>> Start Material shown

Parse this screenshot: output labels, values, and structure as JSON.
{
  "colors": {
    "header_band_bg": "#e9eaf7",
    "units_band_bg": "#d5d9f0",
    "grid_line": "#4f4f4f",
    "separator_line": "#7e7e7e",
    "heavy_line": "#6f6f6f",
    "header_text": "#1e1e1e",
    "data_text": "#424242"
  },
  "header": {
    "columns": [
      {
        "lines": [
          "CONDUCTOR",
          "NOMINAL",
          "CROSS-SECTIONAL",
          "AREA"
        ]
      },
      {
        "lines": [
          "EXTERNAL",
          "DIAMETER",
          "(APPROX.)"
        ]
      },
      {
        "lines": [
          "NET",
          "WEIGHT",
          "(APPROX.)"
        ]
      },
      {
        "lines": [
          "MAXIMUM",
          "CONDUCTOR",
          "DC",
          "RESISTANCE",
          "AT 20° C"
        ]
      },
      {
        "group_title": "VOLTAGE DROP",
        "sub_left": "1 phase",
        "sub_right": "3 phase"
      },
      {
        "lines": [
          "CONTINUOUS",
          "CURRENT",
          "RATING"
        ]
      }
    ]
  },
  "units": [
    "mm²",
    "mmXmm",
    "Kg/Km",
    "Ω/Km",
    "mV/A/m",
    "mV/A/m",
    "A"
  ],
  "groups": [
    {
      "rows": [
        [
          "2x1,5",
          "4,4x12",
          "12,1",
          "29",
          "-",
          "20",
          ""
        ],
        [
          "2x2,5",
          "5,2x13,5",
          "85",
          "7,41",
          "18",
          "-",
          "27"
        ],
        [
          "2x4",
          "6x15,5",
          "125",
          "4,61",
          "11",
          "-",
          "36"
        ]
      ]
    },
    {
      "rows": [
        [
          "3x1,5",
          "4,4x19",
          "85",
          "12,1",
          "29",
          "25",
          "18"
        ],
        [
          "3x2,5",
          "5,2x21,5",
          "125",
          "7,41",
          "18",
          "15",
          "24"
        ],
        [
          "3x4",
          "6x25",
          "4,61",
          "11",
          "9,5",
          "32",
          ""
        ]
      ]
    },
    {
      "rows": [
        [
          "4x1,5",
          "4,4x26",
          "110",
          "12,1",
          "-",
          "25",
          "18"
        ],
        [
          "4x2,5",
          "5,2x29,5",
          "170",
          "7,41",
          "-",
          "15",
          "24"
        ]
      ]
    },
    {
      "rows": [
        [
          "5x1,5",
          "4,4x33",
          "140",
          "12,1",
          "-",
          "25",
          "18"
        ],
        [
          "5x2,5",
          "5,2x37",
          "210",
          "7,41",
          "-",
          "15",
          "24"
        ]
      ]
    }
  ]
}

>> End Material shown

§ **Exercise goal**
Extract every entry in the listing word for word.

§ **Response**
Parse this screenshot: output labels, values, and structure as JSON.
{
  "colors": {
    "header_band_bg": "#e9eaf7",
    "units_band_bg": "#d5d9f0",
    "grid_line": "#4f4f4f",
    "separator_line": "#7e7e7e",
    "heavy_line": "#6f6f6f",
    "header_text": "#1e1e1e",
    "data_text": "#424242"
  },
  "header": {
    "columns": [
      {
        "lines": [
          "CONDUCTOR",
          "NOMINAL",
          "CROSS-SECTIONAL",
          "AREA"
        ]
      },
      {
        "lines": [
          "EXTERNAL",
          "DIAMETER",
          "(APPROX.)"
        ]
      },
      {
        "lines": [
          "NET",
          "WEIGHT",
          "(APPROX.)"
        ]
      },
      {
        "lines": [
          "MAXIMUM",
          "CONDUCTOR",
          "DC",
          "RESISTANCE",
          "AT 20° C"
        ]
      },
      {
        "group_title": "VOLTAGE DROP",
        "sub_left": "1 phase",
        "sub_right": "3 phase"
      },
      {
        "lines": [
          "CONTINUOUS",
          "CURRENT",
          "RATING"
        ]
      }
    ]
  },
  "units": [
    "mm²",
    "mmXmm",
    "Kg/Km",
    "Ω/Km",
    "mV/A/m",
    "mV/A/m",
    "A"
  ],
  "groups": [
    {
      "rows": [
        [
          "2x1,5",
          "4,4x12",
          "12,1",
          "29",
          "-",
          "20",
          ""
        ],
        [
          "2x2,5",
          "5,2x13,5",
          "85",
          "7,41",
          "18",
          "-",
          "27"
        ],
        [
          "2x4",
          "6x15,5",
          "125",
          "4,61",
          "11",
          "-",
          "36"
        ]
      ]
    },
    {
      "rows": [
        [
          "3x1,5",
          "4,4x19",
          "85",
          "12,1",
          "29",
          "25",
          "18"
        ],
        [
          "3x2,5",
          "5,2x21,5",
          "125",
          "7,41",
          "18",
          "15",
          "24"
        ],
        [
          "3x4",
          "6x25",
          "4,61",
          "11",
          "9,5",
          "32",
          ""
        ]
      ]
    },
    {
      "rows": [
        [
          "4x1,5",
          "4,4x26",
          "110",
          "12,1",
          "-",
          "25",
          "18"
        ],
        [
          "4x2,5",
          "5,2x29,5",
          "170",
          "7,41",
          "-",
          "15",
          "24"
        ]
      ]
    },
    {
      "rows": [
        [
          "5x1,5",
          "4,4x33",
          "140",
          "12,1",
          "-",
          "25",
          "18"
        ],
        [
          "5x2,5",
          "5,2x37",
          "210",
          "7,41",
          "-",
          "15",
          "24"
        ]
      ]
    }
  ]
}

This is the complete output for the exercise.